Work to complete -
Every line below that holds the string "limit" should be copied out.

START Given records

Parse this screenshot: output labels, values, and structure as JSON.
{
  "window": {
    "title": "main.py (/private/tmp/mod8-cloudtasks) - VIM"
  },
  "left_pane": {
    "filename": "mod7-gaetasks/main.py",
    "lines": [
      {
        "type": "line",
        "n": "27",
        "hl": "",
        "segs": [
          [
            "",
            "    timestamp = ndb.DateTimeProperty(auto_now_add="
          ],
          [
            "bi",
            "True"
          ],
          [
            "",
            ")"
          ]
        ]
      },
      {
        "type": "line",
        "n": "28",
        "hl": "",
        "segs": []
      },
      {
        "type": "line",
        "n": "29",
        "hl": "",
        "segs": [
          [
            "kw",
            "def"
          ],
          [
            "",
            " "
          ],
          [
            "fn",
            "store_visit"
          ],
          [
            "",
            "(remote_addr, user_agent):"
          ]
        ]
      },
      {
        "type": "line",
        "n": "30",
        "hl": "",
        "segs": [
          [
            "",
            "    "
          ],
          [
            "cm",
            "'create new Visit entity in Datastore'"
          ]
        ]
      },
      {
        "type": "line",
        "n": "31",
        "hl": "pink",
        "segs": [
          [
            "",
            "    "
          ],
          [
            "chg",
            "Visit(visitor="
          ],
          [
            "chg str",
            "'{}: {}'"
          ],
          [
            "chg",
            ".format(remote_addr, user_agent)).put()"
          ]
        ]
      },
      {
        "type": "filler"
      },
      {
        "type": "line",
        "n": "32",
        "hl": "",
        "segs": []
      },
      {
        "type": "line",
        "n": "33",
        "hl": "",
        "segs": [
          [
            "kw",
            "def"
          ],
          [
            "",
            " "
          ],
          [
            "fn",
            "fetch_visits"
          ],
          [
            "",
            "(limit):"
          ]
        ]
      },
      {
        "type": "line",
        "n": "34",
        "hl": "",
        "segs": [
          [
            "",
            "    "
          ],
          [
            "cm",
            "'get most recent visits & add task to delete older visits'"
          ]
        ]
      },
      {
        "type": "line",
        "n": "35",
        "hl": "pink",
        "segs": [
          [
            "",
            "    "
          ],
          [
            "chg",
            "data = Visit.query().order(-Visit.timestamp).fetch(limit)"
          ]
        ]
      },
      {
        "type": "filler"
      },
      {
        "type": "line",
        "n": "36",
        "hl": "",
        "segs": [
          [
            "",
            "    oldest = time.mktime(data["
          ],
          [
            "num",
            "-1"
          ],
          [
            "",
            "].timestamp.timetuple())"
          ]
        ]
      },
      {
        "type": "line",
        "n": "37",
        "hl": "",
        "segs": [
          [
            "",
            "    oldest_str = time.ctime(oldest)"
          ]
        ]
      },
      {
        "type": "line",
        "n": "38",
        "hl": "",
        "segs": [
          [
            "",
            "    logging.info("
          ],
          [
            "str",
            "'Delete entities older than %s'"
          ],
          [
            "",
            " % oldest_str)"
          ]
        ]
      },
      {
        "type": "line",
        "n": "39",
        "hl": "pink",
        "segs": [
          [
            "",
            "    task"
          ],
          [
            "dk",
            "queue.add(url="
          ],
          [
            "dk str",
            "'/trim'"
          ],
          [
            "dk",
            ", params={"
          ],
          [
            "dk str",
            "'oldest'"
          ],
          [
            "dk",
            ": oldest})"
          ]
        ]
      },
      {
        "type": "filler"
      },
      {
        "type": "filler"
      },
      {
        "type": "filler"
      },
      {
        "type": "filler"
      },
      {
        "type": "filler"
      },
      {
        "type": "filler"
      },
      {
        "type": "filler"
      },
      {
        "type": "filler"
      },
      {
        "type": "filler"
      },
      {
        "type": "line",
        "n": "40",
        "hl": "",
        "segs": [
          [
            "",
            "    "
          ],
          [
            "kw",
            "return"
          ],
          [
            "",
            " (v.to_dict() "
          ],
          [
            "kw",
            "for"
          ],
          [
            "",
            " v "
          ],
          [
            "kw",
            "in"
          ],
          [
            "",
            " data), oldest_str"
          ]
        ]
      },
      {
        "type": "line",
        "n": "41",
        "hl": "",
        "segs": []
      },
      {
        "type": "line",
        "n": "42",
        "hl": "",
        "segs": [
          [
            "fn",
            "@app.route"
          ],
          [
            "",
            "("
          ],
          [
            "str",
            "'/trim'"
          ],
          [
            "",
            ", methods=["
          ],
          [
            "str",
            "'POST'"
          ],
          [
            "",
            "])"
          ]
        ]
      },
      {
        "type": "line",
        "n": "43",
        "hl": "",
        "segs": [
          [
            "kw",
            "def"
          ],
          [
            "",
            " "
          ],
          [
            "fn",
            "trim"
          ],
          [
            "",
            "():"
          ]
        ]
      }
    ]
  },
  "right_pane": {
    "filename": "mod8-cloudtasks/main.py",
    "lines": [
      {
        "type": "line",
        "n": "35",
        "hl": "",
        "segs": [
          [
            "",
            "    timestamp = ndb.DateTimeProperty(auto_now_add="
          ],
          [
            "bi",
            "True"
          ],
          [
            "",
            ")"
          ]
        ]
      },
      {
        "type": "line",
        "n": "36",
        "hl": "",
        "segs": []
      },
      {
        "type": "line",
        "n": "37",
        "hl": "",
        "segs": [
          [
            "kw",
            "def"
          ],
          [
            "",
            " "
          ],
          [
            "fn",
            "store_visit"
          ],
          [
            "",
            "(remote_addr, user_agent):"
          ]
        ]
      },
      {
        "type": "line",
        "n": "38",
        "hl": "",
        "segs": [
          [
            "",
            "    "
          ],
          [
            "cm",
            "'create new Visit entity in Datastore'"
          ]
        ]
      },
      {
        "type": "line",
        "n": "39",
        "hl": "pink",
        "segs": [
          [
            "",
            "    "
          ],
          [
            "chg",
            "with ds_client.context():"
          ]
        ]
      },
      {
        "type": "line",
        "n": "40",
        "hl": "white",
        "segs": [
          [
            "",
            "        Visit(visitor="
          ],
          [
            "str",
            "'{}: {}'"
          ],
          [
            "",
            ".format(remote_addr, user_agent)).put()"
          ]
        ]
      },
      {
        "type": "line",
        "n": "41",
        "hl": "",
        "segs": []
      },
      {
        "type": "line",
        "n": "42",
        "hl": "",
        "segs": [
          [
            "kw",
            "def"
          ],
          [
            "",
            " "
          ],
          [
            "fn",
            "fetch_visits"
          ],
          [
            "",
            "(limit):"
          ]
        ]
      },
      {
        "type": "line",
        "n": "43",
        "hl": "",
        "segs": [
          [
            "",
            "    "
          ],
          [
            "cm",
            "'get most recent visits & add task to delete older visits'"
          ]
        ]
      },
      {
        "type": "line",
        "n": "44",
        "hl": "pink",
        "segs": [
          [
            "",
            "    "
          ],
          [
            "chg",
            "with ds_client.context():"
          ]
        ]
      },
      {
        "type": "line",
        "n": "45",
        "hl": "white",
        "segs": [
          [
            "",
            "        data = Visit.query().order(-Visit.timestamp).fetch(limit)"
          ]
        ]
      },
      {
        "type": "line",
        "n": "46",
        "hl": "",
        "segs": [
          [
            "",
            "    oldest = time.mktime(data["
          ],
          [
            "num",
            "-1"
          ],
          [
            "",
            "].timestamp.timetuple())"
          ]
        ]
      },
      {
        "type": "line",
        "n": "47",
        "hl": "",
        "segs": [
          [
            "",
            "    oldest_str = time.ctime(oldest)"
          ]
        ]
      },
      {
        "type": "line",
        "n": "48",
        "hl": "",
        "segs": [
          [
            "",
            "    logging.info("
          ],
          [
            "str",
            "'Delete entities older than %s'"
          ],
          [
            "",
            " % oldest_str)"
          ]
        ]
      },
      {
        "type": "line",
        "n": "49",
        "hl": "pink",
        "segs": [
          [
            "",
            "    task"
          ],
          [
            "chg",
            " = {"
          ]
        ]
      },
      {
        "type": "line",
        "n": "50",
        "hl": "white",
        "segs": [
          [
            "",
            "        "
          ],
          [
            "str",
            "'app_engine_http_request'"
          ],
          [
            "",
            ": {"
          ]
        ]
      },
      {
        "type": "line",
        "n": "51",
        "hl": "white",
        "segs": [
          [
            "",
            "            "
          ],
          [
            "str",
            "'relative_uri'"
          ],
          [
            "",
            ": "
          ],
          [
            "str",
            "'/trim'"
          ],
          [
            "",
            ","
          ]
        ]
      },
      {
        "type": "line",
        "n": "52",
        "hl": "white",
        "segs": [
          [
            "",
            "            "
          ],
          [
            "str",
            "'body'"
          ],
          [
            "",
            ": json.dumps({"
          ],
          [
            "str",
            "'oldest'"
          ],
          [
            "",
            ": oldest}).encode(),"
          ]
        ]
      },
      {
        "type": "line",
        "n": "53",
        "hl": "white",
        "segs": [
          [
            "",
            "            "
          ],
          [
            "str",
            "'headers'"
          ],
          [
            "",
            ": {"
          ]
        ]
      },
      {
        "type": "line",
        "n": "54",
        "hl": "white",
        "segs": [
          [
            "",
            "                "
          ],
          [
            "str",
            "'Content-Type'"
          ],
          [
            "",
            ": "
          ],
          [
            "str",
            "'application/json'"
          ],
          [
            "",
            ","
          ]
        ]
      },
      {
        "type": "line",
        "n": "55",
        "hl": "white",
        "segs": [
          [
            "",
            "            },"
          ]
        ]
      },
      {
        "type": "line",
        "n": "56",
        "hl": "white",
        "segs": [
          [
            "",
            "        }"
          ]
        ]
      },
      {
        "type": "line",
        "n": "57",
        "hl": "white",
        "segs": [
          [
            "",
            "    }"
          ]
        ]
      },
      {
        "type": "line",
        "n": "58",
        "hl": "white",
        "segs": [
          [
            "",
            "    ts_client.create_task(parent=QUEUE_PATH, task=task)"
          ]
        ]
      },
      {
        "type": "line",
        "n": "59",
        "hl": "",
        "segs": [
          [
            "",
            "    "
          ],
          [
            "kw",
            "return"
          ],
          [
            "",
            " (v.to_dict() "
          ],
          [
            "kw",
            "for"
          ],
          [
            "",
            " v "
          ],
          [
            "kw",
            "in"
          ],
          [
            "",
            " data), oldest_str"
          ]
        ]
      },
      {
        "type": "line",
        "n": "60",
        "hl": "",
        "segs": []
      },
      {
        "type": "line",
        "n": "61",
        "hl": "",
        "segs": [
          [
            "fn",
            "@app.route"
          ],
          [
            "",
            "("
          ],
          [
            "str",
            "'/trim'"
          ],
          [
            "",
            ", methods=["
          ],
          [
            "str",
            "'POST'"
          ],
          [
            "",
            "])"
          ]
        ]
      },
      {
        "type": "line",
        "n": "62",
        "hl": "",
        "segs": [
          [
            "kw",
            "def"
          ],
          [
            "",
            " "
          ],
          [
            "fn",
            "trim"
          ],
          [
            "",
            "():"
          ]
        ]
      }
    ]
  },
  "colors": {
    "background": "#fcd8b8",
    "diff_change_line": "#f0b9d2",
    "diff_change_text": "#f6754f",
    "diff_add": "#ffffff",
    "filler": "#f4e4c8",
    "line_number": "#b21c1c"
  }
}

END Given records

Answer for this exercise -
            "(limit):"
            "data = Visit.query().order(-Visit.timestamp).fetch(limit)"
            "(limit):"
            "        data = Visit.query().order(-Visit.timestamp).fetch(limit)"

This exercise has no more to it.